Dataset records:
==*==

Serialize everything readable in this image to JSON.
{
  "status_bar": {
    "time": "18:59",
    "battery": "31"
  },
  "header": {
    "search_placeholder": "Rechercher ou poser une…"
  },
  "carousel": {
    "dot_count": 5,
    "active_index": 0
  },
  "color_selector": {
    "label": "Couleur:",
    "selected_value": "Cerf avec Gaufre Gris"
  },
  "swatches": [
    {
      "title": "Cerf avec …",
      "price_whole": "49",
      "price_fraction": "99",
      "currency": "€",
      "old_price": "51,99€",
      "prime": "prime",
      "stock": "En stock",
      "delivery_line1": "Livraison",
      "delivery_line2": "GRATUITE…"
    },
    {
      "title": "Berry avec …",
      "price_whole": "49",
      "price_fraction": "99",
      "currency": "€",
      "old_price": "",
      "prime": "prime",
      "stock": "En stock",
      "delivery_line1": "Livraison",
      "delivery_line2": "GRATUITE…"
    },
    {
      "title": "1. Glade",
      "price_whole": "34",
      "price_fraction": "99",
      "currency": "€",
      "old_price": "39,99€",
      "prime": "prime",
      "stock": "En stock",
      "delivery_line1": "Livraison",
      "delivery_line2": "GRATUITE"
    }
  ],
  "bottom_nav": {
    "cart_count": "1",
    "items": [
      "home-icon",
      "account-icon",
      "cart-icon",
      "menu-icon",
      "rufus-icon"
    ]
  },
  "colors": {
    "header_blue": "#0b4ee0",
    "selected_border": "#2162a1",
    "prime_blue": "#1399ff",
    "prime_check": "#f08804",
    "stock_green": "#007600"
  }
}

==*==

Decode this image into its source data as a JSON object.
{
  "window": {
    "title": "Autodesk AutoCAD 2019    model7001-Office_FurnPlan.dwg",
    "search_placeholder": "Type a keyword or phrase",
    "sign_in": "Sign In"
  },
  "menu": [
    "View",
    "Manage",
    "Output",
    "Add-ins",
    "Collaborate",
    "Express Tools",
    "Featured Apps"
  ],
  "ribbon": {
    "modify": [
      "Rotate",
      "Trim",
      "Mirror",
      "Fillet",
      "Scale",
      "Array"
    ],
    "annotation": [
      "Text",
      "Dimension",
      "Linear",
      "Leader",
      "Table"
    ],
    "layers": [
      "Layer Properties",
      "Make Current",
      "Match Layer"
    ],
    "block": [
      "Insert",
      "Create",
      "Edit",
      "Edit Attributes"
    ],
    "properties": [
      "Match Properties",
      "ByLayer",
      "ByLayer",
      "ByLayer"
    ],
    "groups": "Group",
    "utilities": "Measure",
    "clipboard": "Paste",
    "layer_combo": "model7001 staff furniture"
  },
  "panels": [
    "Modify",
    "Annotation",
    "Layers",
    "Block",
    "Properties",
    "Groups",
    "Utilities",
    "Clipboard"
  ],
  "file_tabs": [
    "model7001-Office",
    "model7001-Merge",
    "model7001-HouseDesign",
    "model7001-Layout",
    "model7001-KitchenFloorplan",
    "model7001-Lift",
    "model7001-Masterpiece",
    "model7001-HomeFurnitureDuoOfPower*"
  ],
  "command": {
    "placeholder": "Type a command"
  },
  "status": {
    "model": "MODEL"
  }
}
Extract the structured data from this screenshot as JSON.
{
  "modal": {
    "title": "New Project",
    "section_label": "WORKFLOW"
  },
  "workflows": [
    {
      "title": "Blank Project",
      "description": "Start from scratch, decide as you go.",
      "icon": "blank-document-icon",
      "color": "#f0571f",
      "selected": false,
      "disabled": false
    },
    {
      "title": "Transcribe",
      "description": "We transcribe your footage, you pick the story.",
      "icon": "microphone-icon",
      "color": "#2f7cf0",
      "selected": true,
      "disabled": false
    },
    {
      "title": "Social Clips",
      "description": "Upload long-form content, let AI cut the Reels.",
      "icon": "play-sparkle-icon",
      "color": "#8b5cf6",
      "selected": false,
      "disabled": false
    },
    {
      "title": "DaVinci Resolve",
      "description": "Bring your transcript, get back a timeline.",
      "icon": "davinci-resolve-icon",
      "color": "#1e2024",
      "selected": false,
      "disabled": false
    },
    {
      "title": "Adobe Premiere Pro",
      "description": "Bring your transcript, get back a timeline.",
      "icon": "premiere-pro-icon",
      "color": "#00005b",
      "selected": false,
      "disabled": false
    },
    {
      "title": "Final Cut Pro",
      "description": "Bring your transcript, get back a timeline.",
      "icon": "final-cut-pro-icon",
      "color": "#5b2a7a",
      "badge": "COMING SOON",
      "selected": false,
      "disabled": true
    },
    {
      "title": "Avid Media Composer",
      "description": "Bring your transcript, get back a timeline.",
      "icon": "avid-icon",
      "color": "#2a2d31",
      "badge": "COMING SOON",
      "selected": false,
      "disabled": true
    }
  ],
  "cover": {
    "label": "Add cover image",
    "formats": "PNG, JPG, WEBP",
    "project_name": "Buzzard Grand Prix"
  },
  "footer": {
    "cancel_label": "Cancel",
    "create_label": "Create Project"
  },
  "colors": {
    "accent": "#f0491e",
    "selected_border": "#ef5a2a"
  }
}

==*==

*The exercise*: Report only a number: how many lines in the material above contain the string "avec".

*Response to this exercise*: 3